**What to produce**
From the entries below, copy every line where the string "utilisateur" appears.

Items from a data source
-------------------------
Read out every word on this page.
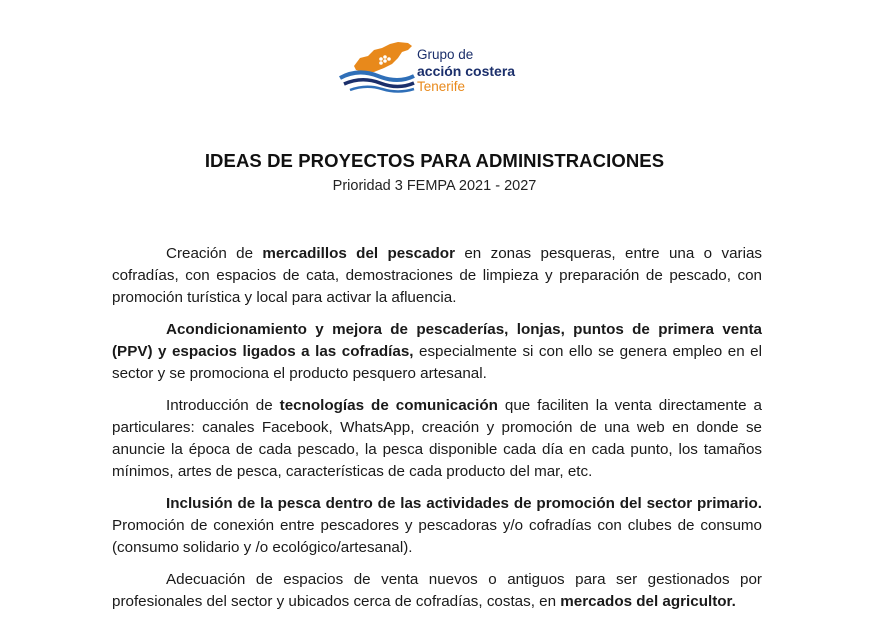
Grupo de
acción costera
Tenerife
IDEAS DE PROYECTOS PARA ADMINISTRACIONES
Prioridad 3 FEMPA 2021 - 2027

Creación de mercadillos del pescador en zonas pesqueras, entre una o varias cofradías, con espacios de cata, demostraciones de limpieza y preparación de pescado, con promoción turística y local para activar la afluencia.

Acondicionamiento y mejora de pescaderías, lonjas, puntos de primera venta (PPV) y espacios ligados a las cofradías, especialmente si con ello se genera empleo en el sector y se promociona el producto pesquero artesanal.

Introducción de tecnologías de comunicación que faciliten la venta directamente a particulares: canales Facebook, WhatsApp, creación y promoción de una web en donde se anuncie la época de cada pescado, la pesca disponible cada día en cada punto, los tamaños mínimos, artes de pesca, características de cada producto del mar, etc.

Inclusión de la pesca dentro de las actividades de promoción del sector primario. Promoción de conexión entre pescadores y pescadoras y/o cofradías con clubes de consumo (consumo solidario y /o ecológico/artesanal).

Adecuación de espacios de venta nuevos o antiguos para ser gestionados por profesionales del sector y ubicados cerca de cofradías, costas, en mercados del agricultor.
-------------------------
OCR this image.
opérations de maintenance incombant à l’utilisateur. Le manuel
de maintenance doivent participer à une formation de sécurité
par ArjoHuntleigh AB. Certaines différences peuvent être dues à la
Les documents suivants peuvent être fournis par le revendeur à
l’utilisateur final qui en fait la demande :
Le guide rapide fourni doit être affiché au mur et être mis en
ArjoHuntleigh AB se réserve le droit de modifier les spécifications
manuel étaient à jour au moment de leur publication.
-------------------------
**Task response**
opérations de maintenance incombant à l’utilisateur. Le manuel
l’utilisateur final qui en fait la demande :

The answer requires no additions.